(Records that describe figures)
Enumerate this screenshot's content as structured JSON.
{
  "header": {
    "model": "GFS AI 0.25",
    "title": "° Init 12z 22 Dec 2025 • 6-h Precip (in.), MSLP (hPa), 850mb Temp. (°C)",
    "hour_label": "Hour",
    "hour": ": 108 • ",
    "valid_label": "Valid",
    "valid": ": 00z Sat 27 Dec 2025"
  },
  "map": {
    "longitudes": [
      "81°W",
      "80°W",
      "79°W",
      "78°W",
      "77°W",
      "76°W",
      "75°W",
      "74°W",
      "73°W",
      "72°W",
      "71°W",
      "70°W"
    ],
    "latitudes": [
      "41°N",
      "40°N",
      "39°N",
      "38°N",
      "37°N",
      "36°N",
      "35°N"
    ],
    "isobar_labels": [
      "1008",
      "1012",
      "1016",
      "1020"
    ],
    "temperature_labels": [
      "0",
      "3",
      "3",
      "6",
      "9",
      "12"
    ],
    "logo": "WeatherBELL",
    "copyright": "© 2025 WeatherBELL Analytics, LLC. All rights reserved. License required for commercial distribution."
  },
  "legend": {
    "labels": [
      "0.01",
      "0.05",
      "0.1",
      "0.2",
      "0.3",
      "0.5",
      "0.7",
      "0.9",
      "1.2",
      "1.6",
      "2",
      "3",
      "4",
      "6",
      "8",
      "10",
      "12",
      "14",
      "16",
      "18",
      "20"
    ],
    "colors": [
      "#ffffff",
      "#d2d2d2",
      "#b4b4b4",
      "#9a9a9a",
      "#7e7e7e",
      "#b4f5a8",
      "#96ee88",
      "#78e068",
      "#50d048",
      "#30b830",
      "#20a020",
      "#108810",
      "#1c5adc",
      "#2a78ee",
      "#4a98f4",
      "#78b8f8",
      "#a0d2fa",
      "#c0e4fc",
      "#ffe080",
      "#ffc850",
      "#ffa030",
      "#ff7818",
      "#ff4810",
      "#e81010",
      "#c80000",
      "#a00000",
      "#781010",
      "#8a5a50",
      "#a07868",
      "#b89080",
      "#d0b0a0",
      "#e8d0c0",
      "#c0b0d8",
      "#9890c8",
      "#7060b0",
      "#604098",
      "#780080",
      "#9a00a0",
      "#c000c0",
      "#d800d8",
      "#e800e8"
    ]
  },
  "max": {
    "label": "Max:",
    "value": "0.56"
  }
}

What is required. Reproduce the entire listing word for word.

Full answer.
Enumerate this screenshot's content as structured JSON.
{
  "header": {
    "model": "GFS AI 0.25",
    "title": "° Init 12z 22 Dec 2025 • 6-h Precip (in.), MSLP (hPa), 850mb Temp. (°C)",
    "hour_label": "Hour",
    "hour": ": 108 • ",
    "valid_label": "Valid",
    "valid": ": 00z Sat 27 Dec 2025"
  },
  "map": {
    "longitudes": [
      "81°W",
      "80°W",
      "79°W",
      "78°W",
      "77°W",
      "76°W",
      "75°W",
      "74°W",
      "73°W",
      "72°W",
      "71°W",
      "70°W"
    ],
    "latitudes": [
      "41°N",
      "40°N",
      "39°N",
      "38°N",
      "37°N",
      "36°N",
      "35°N"
    ],
    "isobar_labels": [
      "1008",
      "1012",
      "1016",
      "1020"
    ],
    "temperature_labels": [
      "0",
      "3",
      "3",
      "6",
      "9",
      "12"
    ],
    "logo": "WeatherBELL",
    "copyright": "© 2025 WeatherBELL Analytics, LLC. All rights reserved. License required for commercial distribution."
  },
  "legend": {
    "labels": [
      "0.01",
      "0.05",
      "0.1",
      "0.2",
      "0.3",
      "0.5",
      "0.7",
      "0.9",
      "1.2",
      "1.6",
      "2",
      "3",
      "4",
      "6",
      "8",
      "10",
      "12",
      "14",
      "16",
      "18",
      "20"
    ],
    "colors": [
      "#ffffff",
      "#d2d2d2",
      "#b4b4b4",
      "#9a9a9a",
      "#7e7e7e",
      "#b4f5a8",
      "#96ee88",
      "#78e068",
      "#50d048",
      "#30b830",
      "#20a020",
      "#108810",
      "#1c5adc",
      "#2a78ee",
      "#4a98f4",
      "#78b8f8",
      "#a0d2fa",
      "#c0e4fc",
      "#ffe080",
      "#ffc850",
      "#ffa030",
      "#ff7818",
      "#ff4810",
      "#e81010",
      "#c80000",
      "#a00000",
      "#781010",
      "#8a5a50",
      "#a07868",
      "#b89080",
      "#d0b0a0",
      "#e8d0c0",
      "#c0b0d8",
      "#9890c8",
      "#7060b0",
      "#604098",
      "#780080",
      "#9a00a0",
      "#c000c0",
      "#d800d8",
      "#e800e8"
    ]
  },
  "max": {
    "label": "Max:",
    "value": "0.56"
  }
}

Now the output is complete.